::: RECORDS TO USE
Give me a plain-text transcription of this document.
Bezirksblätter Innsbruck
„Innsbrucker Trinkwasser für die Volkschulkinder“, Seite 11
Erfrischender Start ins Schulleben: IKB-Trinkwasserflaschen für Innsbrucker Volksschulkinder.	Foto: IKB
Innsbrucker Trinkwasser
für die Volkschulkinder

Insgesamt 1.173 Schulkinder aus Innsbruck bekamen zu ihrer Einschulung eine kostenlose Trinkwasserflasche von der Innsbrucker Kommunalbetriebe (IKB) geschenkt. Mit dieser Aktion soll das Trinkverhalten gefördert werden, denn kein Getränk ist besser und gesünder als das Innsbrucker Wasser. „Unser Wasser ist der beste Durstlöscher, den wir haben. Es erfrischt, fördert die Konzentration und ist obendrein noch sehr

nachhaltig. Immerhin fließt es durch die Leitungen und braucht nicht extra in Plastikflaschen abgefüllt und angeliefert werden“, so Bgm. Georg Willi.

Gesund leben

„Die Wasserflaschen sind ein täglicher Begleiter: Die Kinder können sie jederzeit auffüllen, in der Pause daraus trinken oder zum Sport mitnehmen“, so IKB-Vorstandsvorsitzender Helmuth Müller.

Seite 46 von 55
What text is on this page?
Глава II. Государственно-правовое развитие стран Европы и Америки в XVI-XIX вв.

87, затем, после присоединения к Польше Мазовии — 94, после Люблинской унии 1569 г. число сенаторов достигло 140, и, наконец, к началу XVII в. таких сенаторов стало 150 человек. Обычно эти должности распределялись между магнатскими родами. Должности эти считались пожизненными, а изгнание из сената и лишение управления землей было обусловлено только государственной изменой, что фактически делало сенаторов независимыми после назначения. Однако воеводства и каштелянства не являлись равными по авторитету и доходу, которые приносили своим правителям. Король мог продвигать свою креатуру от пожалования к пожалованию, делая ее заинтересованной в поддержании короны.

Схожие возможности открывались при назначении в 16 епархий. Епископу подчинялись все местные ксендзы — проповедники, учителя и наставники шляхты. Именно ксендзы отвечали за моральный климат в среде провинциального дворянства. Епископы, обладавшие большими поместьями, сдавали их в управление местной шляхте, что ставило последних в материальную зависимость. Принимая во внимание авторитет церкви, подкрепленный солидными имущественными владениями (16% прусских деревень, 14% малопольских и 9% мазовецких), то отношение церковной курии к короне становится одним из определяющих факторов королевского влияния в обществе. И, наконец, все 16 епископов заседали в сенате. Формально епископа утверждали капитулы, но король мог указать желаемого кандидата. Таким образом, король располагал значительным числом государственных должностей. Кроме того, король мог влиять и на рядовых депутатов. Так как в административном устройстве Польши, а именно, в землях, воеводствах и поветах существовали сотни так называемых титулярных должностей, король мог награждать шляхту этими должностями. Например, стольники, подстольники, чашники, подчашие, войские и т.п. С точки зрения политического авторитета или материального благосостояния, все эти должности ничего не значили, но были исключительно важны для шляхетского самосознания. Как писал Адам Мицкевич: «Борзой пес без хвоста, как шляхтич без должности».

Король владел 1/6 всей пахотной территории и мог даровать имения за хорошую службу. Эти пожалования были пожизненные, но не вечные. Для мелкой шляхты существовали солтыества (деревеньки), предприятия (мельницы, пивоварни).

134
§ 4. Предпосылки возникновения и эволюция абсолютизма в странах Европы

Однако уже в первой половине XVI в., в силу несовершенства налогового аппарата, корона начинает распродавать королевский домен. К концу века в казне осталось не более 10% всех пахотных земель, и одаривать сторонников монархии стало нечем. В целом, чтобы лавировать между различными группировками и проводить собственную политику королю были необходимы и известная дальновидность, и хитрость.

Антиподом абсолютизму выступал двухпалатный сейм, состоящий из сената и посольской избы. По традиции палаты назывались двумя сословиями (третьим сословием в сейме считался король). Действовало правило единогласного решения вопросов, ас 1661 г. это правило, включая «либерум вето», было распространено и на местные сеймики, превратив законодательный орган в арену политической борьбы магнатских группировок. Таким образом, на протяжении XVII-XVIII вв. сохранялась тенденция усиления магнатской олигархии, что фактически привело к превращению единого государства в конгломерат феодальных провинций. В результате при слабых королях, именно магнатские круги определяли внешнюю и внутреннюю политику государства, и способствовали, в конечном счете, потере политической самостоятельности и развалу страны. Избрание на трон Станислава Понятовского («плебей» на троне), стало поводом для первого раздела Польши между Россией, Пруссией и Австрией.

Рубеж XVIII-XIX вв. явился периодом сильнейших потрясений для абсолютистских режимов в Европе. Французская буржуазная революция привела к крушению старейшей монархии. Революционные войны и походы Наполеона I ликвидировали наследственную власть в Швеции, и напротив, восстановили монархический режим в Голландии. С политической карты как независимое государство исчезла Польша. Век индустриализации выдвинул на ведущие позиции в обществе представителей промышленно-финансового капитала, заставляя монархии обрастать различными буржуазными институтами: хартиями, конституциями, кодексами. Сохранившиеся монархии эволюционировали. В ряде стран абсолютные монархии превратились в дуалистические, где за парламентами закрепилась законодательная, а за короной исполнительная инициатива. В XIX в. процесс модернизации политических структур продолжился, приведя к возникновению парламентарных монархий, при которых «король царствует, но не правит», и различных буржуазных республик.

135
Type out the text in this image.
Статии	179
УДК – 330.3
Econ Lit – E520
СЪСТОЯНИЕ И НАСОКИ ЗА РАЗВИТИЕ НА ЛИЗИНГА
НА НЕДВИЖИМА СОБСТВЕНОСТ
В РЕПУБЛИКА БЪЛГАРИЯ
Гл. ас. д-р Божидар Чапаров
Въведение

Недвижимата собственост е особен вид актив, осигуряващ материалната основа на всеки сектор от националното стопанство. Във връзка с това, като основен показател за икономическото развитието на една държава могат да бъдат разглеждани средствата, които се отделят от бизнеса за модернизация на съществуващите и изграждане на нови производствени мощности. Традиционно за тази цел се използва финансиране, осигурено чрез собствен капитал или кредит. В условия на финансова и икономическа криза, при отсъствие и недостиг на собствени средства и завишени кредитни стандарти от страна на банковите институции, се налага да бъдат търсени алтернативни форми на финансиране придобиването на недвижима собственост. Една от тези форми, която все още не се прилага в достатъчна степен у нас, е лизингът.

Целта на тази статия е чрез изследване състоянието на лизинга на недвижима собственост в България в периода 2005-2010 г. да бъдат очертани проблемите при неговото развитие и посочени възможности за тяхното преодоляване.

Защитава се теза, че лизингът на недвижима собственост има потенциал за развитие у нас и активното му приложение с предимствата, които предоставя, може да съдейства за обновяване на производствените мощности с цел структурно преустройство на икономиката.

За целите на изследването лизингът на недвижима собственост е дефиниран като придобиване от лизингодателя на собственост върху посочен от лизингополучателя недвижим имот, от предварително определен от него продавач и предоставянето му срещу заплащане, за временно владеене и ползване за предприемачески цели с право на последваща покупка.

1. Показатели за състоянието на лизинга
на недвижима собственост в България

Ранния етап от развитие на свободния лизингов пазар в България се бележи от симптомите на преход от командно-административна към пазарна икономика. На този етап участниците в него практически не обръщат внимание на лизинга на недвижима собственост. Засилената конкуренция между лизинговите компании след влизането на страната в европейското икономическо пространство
::::::
• _WHAT IS BEING ASKED_: Retype the data in full and match it exactly.

• _RESULT OF THIS EXERCISE_:
Give me a plain-text transcription of this document.
Bezirksblätter Innsbruck
„Innsbrucker Trinkwasser für die Volkschulkinder“, Seite 11
Erfrischender Start ins Schulleben: IKB-Trinkwasserflaschen für Innsbrucker Volksschulkinder.	Foto: IKB
Innsbrucker Trinkwasser
für die Volkschulkinder

Insgesamt 1.173 Schulkinder aus Innsbruck bekamen zu ihrer Einschulung eine kostenlose Trinkwasserflasche von der Innsbrucker Kommunalbetriebe (IKB) geschenkt. Mit dieser Aktion soll das Trinkverhalten gefördert werden, denn kein Getränk ist besser und gesünder als das Innsbrucker Wasser. „Unser Wasser ist der beste Durstlöscher, den wir haben. Es erfrischt, fördert die Konzentration und ist obendrein noch sehr

nachhaltig. Immerhin fließt es durch die Leitungen und braucht nicht extra in Plastikflaschen abgefüllt und angeliefert werden“, so Bgm. Georg Willi.

Gesund leben

„Die Wasserflaschen sind ein täglicher Begleiter: Die Kinder können sie jederzeit auffüllen, in der Pause daraus trinken oder zum Sport mitnehmen“, so IKB-Vorstandsvorsitzender Helmuth Müller.

Seite 46 von 55
What text is on this page?
Глава II. Государственно-правовое развитие стран Европы и Америки в XVI-XIX вв.

87, затем, после присоединения к Польше Мазовии — 94, после Люблинской унии 1569 г. число сенаторов достигло 140, и, наконец, к началу XVII в. таких сенаторов стало 150 человек. Обычно эти должности распределялись между магнатскими родами. Должности эти считались пожизненными, а изгнание из сената и лишение управления землей было обусловлено только государственной изменой, что фактически делало сенаторов независимыми после назначения. Однако воеводства и каштелянства не являлись равными по авторитету и доходу, которые приносили своим правителям. Король мог продвигать свою креатуру от пожалования к пожалованию, делая ее заинтересованной в поддержании короны.

Схожие возможности открывались при назначении в 16 епархий. Епископу подчинялись все местные ксендзы — проповедники, учителя и наставники шляхты. Именно ксендзы отвечали за моральный климат в среде провинциального дворянства. Епископы, обладавшие большими поместьями, сдавали их в управление местной шляхте, что ставило последних в материальную зависимость. Принимая во внимание авторитет церкви, подкрепленный солидными имущественными владениями (16% прусских деревень, 14% малопольских и 9% мазовецких), то отношение церковной курии к короне становится одним из определяющих факторов королевского влияния в обществе. И, наконец, все 16 епископов заседали в сенате. Формально епископа утверждали капитулы, но король мог указать желаемого кандидата. Таким образом, король располагал значительным числом государственных должностей. Кроме того, король мог влиять и на рядовых депутатов. Так как в административном устройстве Польши, а именно, в землях, воеводствах и поветах существовали сотни так называемых титулярных должностей, король мог награждать шляхту этими должностями. Например, стольники, подстольники, чашники, подчашие, войские и т.п. С точки зрения политического авторитета или материального благосостояния, все эти должности ничего не значили, но были исключительно важны для шляхетского самосознания. Как писал Адам Мицкевич: «Борзой пес без хвоста, как шляхтич без должности».

Король владел 1/6 всей пахотной территории и мог даровать имения за хорошую службу. Эти пожалования были пожизненные, но не вечные. Для мелкой шляхты существовали солтыества (деревеньки), предприятия (мельницы, пивоварни).

134
§ 4. Предпосылки возникновения и эволюция абсолютизма в странах Европы

Однако уже в первой половине XVI в., в силу несовершенства налогового аппарата, корона начинает распродавать королевский домен. К концу века в казне осталось не более 10% всех пахотных земель, и одаривать сторонников монархии стало нечем. В целом, чтобы лавировать между различными группировками и проводить собственную политику королю были необходимы и известная дальновидность, и хитрость.

Антиподом абсолютизму выступал двухпалатный сейм, состоящий из сената и посольской избы. По традиции палаты назывались двумя сословиями (третьим сословием в сейме считался король). Действовало правило единогласного решения вопросов, ас 1661 г. это правило, включая «либерум вето», было распространено и на местные сеймики, превратив законодательный орган в арену политической борьбы магнатских группировок. Таким образом, на протяжении XVII-XVIII вв. сохранялась тенденция усиления магнатской олигархии, что фактически привело к превращению единого государства в конгломерат феодальных провинций. В результате при слабых королях, именно магнатские круги определяли внешнюю и внутреннюю политику государства, и способствовали, в конечном счете, потере политической самостоятельности и развалу страны. Избрание на трон Станислава Понятовского («плебей» на троне), стало поводом для первого раздела Польши между Россией, Пруссией и Австрией.

Рубеж XVIII-XIX вв. явился периодом сильнейших потрясений для абсолютистских режимов в Европе. Французская буржуазная революция привела к крушению старейшей монархии. Революционные войны и походы Наполеона I ликвидировали наследственную власть в Швеции, и напротив, восстановили монархический режим в Голландии. С политической карты как независимое государство исчезла Польша. Век индустриализации выдвинул на ведущие позиции в обществе представителей промышленно-финансового капитала, заставляя монархии обрастать различными буржуазными институтами: хартиями, конституциями, кодексами. Сохранившиеся монархии эволюционировали. В ряде стран абсолютные монархии превратились в дуалистические, где за парламентами закрепилась законодательная, а за короной исполнительная инициатива. В XIX в. процесс модернизации политических структур продолжился, приведя к возникновению парламентарных монархий, при которых «король царствует, но не правит», и различных буржуазных республик.

135
Type out the text in this image.
Статии	179
УДК – 330.3
Econ Lit – E520
СЪСТОЯНИЕ И НАСОКИ ЗА РАЗВИТИЕ НА ЛИЗИНГА
НА НЕДВИЖИМА СОБСТВЕНОСТ
В РЕПУБЛИКА БЪЛГАРИЯ
Гл. ас. д-р Божидар Чапаров
Въведение

Недвижимата собственост е особен вид актив, осигуряващ материалната основа на всеки сектор от националното стопанство. Във връзка с това, като основен показател за икономическото развитието на една държава могат да бъдат разглеждани средствата, които се отделят от бизнеса за модернизация на съществуващите и изграждане на нови производствени мощности. Традиционно за тази цел се използва финансиране, осигурено чрез собствен капитал или кредит. В условия на финансова и икономическа криза, при отсъствие и недостиг на собствени средства и завишени кредитни стандарти от страна на банковите институции, се налага да бъдат търсени алтернативни форми на финансиране придобиването на недвижима собственост. Една от тези форми, която все още не се прилага в достатъчна степен у нас, е лизингът.

Целта на тази статия е чрез изследване състоянието на лизинга на недвижима собственост в България в периода 2005-2010 г. да бъдат очертани проблемите при неговото развитие и посочени възможности за тяхното преодоляване.

Защитава се теза, че лизингът на недвижима собственост има потенциал за развитие у нас и активното му приложение с предимствата, които предоставя, може да съдейства за обновяване на производствените мощности с цел структурно преустройство на икономиката.

За целите на изследването лизингът на недвижима собственост е дефиниран като придобиване от лизингодателя на собственост върху посочен от лизингополучателя недвижим имот, от предварително определен от него продавач и предоставянето му срещу заплащане, за временно владеене и ползване за предприемачески цели с право на последваща покупка.

1. Показатели за състоянието на лизинга
на недвижима собственост в България

Ранния етап от развитие на свободния лизингов пазар в България се бележи от симптомите на преход от командно-административна към пазарна икономика. На този етап участниците в него практически не обръщат внимание на лизинга на недвижима собственост. Засилената конкуренция между лизинговите компании след влизането на страната в европейското икономическо пространство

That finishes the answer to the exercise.